◆ Information shown
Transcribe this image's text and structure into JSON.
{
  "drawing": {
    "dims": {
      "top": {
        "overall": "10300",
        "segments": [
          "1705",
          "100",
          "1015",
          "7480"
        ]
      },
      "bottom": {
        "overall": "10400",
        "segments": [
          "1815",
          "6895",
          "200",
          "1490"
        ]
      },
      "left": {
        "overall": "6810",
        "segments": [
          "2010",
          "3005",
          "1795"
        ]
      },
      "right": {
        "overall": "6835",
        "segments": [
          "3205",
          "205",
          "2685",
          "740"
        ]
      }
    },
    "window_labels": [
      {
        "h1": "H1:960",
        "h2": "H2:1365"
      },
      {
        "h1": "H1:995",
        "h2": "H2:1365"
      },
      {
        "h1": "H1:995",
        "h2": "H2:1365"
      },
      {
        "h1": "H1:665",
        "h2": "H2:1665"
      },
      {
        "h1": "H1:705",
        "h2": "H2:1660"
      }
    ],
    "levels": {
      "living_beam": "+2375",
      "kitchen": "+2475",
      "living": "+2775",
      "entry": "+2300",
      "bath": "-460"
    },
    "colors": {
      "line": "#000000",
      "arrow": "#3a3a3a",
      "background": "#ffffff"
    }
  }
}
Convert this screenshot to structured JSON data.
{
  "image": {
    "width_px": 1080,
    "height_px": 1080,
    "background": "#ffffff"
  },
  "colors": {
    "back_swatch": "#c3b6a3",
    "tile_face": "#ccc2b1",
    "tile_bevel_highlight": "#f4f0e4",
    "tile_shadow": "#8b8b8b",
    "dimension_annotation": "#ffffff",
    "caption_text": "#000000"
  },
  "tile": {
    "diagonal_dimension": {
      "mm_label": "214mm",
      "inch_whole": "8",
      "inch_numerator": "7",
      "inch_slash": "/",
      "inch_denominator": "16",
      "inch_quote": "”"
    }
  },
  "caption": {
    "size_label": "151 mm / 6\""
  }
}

◆ Task details
Give the count of lines containing "background", with no added text.

◆ Solution below
2